_DOCUMENT PASSAGE_:
____________________

Hatyai University
- Former name: Hatyai City College
- Type: Private university
- Established: 1997
- President: Asst. Prof. Dr. Wittawat Didyasarin Sattayarak
- Administrative staff: 350
- Students: 5,000
- Location: Hat Yai, Songkhla, Thailand 6°58′52″N 100°27′56″E﻿ / ﻿6.980980°N 100.465440°E
- Campus: Hat Yai;
- Colours: Red, White, Blue
- Nickname: HU
- Website: www.hu.ac.th

= Hatyai University =

Private university

Hatyai University (มหาวิทยาลัยหาดใหญ่) is a private university in Hat Yai, Songkhla Province, Thailand. Founded in 1997, the university offers undergraduate programs through its seven faculties: business administration, law, education and liberal arts, science and technology, political science, communication arts, and Didyasarin International College. Its graduate school offers in education administration, business administration programs, and doctoral programs.

==History==
Hatyai University was the first private university in southern Thailand. It was previously named Hatyai City College and was established on 9 April 1997 by Madam Praneet Didyasarin, the founder and the licensee of Hatyai Amnuaywit School Group. The Ministry of University Education Affairs promoted Hatyai City College to university status on 30 May 2003. "Hat Yai University" (2018)

Hatyai University first became a college on 9 April 1997. with the inaugural ceremony held on 20 April 1999. On 4 June 2003, it became a university. The institutional status was officially changed from Hatyai City College to Hatyai University.

===1997===
- Establishment of Hatyai City College and the first faculty was Faculty of Business Management offered one curriculum, Bachelor of Business Administration (BBA.) (four year program) in three fields: management, accounting, and marketing.

____________________

_WHAT THIS EXERCISE ASKS_:
1. In the Hatyai University text, who established Hatyai City College?
2. Write the next part of the Hatyai University text, picking up after its last sentence.

_GIVEN MATERIAL_:

____________________

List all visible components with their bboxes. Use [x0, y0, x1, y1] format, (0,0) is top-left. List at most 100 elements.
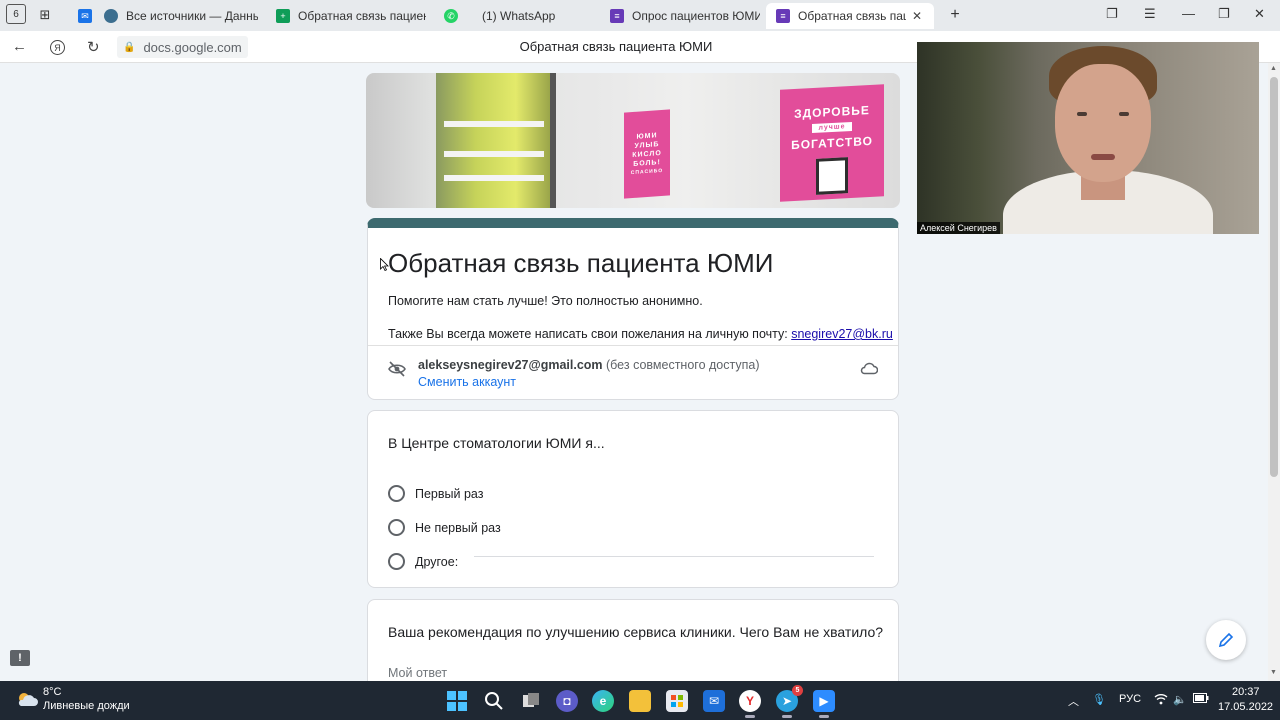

____________________

_ANSWERS PER TASK_:
1. Madam Praneet Didyasarin, the founder and licensee of Hatyai Amnuaywit School Group.

2.
- There were 182 students
- The first strategic plan for university development was set up for 1997–2001

===1998===
- Faculty of Business Management offered a two-year program with one curriculum: Bachelor of Business Administration (BBA) in three fields: management, accounting, and marketing.
- 847 students (increased 665 students from 1997).

===1999===
- Official Foundation Ceremony of Hatyai City College was conducted on 20 February 1999 by the former Prime Minister, Mr. Chuan Leekpai.
- The Faculty of Business Management offered two fields (two and four year programs): Business Computer and Human Resources Management.
- 1,808 students (increased 961 students from 1998).

===2000===
- The Faculty of Law was founded to offer the a curriculum, Bachelor of Laws (LLB.)
- HU first graduation ceremony was held for students who graduated from the Continuing program in the Faculty of Business Management.
- 2,417 students (increased 609 students from 1999).

===2001===
- The Faculty of Liberal Arts was founded to offer the new curriculum: Bachelor of Arts (BA) in Business English program (four year program).
- The Graduate School was founded to offer a new curriculum, Master of Education (MEd) in one field, educational administration.
- 3,205 students (increased 788 students from 2000).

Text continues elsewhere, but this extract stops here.